Challenge:
Go through the listing and copy each line with the string "صلاح".

━━━━━━━━━━━━━━━━

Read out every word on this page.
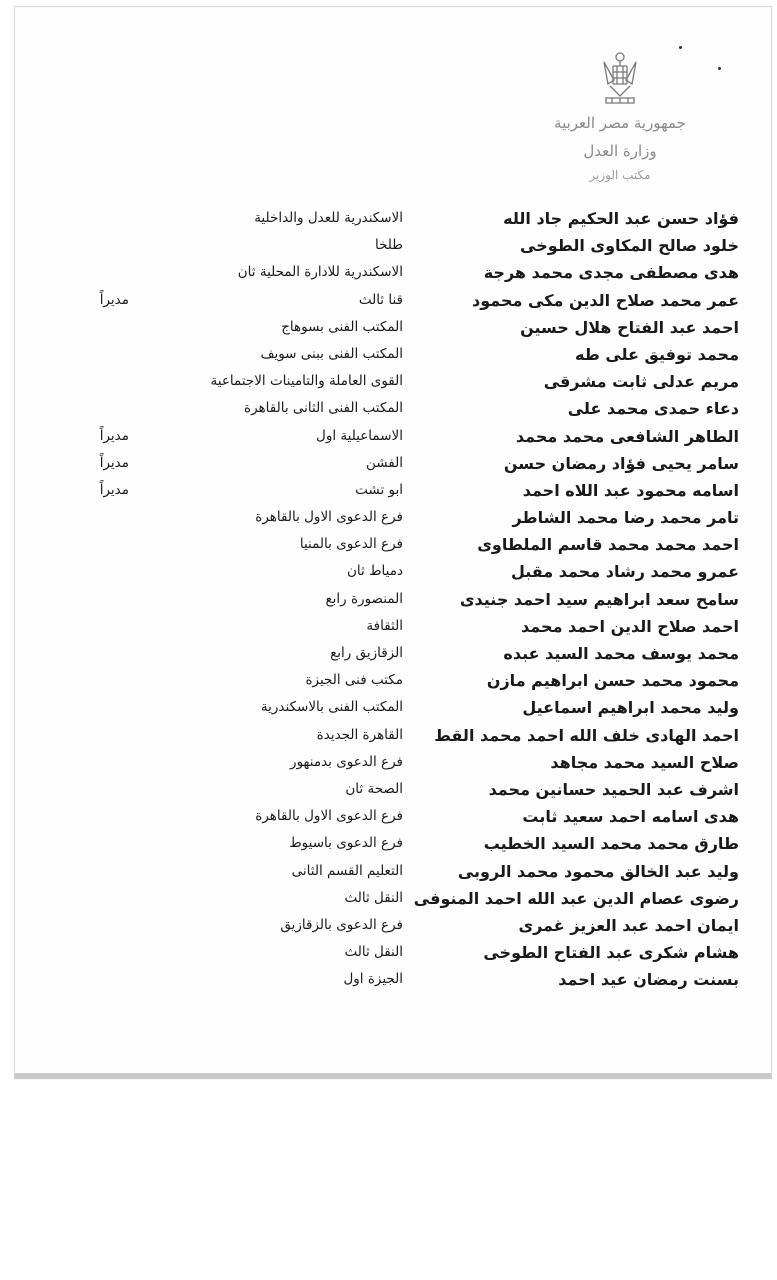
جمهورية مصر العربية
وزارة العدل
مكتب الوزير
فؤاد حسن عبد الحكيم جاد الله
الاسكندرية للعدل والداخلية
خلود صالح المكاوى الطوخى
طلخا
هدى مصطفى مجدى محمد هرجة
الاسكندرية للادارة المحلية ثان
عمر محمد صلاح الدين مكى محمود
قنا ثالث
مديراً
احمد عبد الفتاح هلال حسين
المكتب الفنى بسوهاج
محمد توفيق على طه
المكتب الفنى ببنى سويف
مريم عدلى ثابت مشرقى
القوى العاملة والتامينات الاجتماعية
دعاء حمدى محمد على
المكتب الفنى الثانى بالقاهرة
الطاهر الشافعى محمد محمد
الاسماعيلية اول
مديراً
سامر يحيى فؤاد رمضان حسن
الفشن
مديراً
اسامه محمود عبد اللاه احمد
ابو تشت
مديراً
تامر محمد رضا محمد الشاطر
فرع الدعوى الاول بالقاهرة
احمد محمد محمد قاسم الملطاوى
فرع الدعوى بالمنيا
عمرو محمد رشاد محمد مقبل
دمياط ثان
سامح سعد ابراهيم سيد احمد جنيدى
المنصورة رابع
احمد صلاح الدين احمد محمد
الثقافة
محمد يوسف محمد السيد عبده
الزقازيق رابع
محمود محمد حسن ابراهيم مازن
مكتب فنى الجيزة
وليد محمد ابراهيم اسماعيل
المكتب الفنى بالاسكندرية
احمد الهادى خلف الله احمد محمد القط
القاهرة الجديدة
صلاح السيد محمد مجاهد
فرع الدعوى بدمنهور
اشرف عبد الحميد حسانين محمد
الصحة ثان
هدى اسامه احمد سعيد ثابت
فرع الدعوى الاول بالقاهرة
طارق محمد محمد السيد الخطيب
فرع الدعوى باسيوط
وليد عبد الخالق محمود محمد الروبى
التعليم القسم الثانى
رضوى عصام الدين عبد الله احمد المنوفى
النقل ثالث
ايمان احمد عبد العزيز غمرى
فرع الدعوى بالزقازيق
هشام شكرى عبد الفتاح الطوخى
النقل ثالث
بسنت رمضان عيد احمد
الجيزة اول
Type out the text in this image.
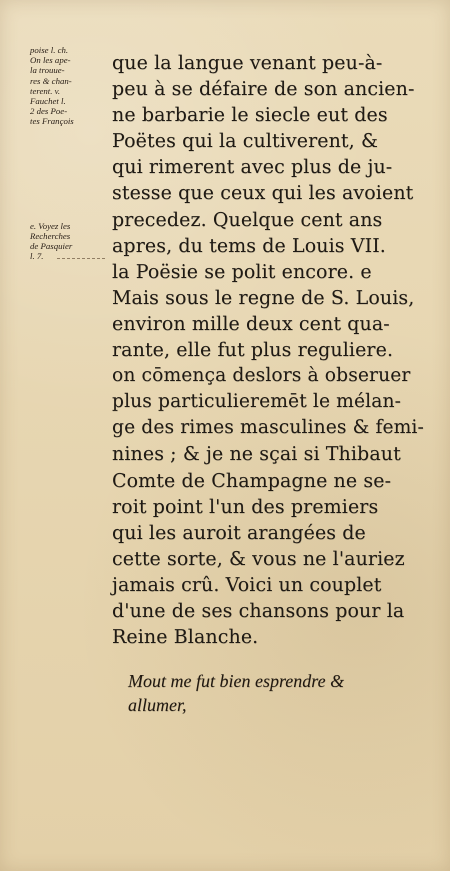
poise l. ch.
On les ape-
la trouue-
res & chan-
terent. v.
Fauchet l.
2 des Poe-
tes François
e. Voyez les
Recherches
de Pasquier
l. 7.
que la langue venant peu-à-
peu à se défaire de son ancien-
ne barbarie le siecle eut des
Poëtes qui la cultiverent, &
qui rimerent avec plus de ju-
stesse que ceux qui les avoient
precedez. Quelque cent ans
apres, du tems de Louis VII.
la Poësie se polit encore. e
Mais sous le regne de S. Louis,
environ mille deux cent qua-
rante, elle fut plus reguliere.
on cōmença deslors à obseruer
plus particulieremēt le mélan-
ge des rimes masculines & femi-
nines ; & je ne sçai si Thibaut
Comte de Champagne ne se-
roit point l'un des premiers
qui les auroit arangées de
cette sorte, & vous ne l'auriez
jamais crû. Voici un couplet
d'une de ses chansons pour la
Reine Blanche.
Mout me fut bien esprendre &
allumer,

━━━━━━━━━━━━━━━━

Problem solution:
عمر محمد صلاح الدين مكى محمود
احمد صلاح الدين احمد محمد
صلاح السيد محمد مجاهد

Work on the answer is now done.